Task instructions.
Which lines contain the string "Discharging"? Please list every one of them.

▼

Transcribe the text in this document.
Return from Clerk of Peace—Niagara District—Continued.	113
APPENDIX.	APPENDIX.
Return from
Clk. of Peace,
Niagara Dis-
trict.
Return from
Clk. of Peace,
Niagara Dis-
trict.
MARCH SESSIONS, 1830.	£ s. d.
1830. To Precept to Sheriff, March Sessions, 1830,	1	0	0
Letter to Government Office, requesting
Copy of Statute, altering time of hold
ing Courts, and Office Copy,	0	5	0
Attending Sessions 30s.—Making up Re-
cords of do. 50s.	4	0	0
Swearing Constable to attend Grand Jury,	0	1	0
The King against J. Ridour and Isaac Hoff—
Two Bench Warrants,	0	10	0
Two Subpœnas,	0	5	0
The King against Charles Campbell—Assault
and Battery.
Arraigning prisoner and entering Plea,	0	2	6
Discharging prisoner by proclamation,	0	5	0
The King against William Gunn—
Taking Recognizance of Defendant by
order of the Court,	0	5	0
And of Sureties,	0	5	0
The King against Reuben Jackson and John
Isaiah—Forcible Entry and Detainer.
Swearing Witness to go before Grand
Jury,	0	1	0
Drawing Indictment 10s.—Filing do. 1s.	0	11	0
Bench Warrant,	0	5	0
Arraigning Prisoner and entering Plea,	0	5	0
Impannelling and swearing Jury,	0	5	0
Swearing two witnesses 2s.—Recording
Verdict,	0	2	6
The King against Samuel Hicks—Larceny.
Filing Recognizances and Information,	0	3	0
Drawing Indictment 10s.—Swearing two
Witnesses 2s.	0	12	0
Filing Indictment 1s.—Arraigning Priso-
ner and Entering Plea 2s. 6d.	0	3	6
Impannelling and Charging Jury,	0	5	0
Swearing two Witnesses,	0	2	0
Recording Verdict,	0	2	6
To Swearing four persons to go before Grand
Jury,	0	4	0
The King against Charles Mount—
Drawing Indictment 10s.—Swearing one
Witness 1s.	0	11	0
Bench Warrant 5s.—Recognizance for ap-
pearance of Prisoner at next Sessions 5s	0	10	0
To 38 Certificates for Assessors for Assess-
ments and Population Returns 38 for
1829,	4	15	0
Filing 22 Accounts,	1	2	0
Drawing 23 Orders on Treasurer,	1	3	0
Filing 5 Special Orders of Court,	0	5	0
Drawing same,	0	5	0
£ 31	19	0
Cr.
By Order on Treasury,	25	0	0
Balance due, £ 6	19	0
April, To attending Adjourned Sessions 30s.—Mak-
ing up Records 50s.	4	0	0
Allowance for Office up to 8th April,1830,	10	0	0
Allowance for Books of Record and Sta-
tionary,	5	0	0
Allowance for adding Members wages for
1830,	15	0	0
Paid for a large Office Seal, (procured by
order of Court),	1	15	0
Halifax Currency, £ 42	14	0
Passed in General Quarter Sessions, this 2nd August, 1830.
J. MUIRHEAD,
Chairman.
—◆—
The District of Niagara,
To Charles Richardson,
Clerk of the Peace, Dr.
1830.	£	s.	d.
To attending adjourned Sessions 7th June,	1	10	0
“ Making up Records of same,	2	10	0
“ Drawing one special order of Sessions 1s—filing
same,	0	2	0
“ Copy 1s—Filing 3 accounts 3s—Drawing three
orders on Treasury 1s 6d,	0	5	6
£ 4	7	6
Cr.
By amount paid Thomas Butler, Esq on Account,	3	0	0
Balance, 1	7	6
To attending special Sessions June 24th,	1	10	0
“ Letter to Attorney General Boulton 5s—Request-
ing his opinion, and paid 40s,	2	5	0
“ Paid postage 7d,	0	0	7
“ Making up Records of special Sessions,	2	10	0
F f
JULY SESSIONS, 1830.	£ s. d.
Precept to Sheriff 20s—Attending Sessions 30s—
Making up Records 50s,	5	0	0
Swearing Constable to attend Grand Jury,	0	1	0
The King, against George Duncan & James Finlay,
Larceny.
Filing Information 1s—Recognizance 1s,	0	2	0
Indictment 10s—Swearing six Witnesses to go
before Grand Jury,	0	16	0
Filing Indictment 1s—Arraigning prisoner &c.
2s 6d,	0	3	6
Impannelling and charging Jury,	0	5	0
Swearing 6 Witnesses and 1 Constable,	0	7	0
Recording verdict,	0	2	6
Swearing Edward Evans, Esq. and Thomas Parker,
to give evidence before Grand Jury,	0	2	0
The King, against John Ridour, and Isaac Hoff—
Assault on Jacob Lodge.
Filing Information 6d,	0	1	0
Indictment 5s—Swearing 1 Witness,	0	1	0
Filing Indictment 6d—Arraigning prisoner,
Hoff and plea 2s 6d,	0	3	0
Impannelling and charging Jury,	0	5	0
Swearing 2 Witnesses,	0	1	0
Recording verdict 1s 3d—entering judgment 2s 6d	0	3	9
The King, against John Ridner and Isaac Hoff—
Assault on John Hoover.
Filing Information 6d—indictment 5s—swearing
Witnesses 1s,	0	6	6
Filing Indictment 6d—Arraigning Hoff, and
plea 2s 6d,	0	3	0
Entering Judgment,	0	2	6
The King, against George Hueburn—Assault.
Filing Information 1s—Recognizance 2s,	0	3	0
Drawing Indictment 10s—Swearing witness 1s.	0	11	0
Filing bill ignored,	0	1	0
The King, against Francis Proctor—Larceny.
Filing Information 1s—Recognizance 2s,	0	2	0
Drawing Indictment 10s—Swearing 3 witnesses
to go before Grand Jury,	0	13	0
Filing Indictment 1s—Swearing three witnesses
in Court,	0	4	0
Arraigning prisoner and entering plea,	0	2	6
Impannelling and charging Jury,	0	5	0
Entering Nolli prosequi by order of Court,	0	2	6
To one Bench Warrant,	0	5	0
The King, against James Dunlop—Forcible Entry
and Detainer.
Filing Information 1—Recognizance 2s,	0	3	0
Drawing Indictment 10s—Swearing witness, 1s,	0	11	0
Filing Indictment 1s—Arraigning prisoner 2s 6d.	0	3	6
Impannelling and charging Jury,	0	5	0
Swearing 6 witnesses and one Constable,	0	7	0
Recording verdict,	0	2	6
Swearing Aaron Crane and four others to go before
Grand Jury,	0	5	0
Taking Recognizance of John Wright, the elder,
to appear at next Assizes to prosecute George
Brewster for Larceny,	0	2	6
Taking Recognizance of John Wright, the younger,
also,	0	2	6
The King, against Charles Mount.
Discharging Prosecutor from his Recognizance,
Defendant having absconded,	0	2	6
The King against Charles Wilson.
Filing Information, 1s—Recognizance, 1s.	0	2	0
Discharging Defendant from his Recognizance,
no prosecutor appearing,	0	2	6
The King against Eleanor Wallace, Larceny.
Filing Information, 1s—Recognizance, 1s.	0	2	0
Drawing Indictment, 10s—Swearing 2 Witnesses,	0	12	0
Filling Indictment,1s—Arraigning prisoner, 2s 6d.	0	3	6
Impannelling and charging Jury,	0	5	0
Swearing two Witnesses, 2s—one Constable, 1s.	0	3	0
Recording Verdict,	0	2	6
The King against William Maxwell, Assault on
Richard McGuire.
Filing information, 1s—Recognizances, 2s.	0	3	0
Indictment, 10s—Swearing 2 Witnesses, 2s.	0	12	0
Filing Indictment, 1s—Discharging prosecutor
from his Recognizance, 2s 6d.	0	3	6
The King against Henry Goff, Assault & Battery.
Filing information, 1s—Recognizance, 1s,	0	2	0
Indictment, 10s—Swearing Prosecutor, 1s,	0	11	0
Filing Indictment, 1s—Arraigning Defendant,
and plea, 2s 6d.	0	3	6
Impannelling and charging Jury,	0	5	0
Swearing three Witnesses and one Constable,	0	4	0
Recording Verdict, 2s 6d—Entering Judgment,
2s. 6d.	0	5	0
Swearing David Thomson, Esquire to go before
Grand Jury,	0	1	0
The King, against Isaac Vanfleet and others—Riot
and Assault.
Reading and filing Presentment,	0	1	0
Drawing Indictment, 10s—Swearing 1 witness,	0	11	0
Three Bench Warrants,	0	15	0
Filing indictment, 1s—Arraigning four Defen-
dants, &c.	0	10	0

▲

Complete response.
Discharging prisoner by proclamation,	0	5	0
Discharging Prosecutor from his Recognizance,
Discharging Defendant from his Recognizance,
Filing Indictment, 1s—Discharging prosecutor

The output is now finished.